◆ **What needs to be done**
Every line below must be reproduced exactly. Copy them all.

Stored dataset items
⁂
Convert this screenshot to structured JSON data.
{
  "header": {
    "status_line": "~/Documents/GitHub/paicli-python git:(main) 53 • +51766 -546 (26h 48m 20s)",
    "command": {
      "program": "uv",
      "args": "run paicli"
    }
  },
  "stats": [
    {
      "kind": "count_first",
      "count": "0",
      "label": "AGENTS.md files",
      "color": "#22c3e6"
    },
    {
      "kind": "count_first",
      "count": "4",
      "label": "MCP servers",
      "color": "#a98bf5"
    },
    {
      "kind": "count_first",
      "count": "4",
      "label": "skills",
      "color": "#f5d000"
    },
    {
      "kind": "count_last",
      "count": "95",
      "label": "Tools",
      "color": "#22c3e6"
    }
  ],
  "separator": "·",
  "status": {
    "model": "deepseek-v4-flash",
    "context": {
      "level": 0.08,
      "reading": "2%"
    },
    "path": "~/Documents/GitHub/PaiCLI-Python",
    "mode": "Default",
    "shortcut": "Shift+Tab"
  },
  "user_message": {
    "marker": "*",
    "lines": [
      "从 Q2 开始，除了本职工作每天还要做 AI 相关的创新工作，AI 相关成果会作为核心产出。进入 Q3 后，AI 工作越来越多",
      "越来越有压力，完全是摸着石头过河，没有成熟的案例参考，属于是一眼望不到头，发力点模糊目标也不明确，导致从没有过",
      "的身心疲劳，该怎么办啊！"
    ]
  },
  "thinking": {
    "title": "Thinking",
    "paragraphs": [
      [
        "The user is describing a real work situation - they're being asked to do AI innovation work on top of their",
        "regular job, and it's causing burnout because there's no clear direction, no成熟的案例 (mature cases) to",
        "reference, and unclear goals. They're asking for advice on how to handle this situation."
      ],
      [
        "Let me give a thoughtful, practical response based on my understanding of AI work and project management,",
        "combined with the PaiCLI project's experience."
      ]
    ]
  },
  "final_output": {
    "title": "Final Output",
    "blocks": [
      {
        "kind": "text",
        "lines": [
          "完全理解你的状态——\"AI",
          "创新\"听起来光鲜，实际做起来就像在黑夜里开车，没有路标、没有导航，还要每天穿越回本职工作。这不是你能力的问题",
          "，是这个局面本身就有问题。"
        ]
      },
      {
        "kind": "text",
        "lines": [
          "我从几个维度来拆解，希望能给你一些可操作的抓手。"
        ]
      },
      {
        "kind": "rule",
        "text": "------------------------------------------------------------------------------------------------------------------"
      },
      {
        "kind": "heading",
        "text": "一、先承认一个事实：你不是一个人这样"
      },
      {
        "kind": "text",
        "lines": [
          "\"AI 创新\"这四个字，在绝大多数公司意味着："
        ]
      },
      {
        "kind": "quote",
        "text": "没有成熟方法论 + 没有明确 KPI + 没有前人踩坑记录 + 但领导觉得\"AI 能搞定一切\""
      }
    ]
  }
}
⁂
◆ **Exercise response**
Convert this screenshot to structured JSON data.
{
  "header": {
    "status_line": "~/Documents/GitHub/paicli-python git:(main) 53 • +51766 -546 (26h 48m 20s)",
    "command": {
      "program": "uv",
      "args": "run paicli"
    }
  },
  "stats": [
    {
      "kind": "count_first",
      "count": "0",
      "label": "AGENTS.md files",
      "color": "#22c3e6"
    },
    {
      "kind": "count_first",
      "count": "4",
      "label": "MCP servers",
      "color": "#a98bf5"
    },
    {
      "kind": "count_first",
      "count": "4",
      "label": "skills",
      "color": "#f5d000"
    },
    {
      "kind": "count_last",
      "count": "95",
      "label": "Tools",
      "color": "#22c3e6"
    }
  ],
  "separator": "·",
  "status": {
    "model": "deepseek-v4-flash",
    "context": {
      "level": 0.08,
      "reading": "2%"
    },
    "path": "~/Documents/GitHub/PaiCLI-Python",
    "mode": "Default",
    "shortcut": "Shift+Tab"
  },
  "user_message": {
    "marker": "*",
    "lines": [
      "从 Q2 开始，除了本职工作每天还要做 AI 相关的创新工作，AI 相关成果会作为核心产出。进入 Q3 后，AI 工作越来越多",
      "越来越有压力，完全是摸着石头过河，没有成熟的案例参考，属于是一眼望不到头，发力点模糊目标也不明确，导致从没有过",
      "的身心疲劳，该怎么办啊！"
    ]
  },
  "thinking": {
    "title": "Thinking",
    "paragraphs": [
      [
        "The user is describing a real work situation - they're being asked to do AI innovation work on top of their",
        "regular job, and it's causing burnout because there's no clear direction, no成熟的案例 (mature cases) to",
        "reference, and unclear goals. They're asking for advice on how to handle this situation."
      ],
      [
        "Let me give a thoughtful, practical response based on my understanding of AI work and project management,",
        "combined with the PaiCLI project's experience."
      ]
    ]
  },
  "final_output": {
    "title": "Final Output",
    "blocks": [
      {
        "kind": "text",
        "lines": [
          "完全理解你的状态——\"AI",
          "创新\"听起来光鲜，实际做起来就像在黑夜里开车，没有路标、没有导航，还要每天穿越回本职工作。这不是你能力的问题",
          "，是这个局面本身就有问题。"
        ]
      },
      {
        "kind": "text",
        "lines": [
          "我从几个维度来拆解，希望能给你一些可操作的抓手。"
        ]
      },
      {
        "kind": "rule",
        "text": "------------------------------------------------------------------------------------------------------------------"
      },
      {
        "kind": "heading",
        "text": "一、先承认一个事实：你不是一个人这样"
      },
      {
        "kind": "text",
        "lines": [
          "\"AI 创新\"这四个字，在绝大多数公司意味着："
        ]
      },
      {
        "kind": "quote",
        "text": "没有成熟方法论 + 没有明确 KPI + 没有前人踩坑记录 + 但领导觉得\"AI 能搞定一切\""
      }
    ]
  }
}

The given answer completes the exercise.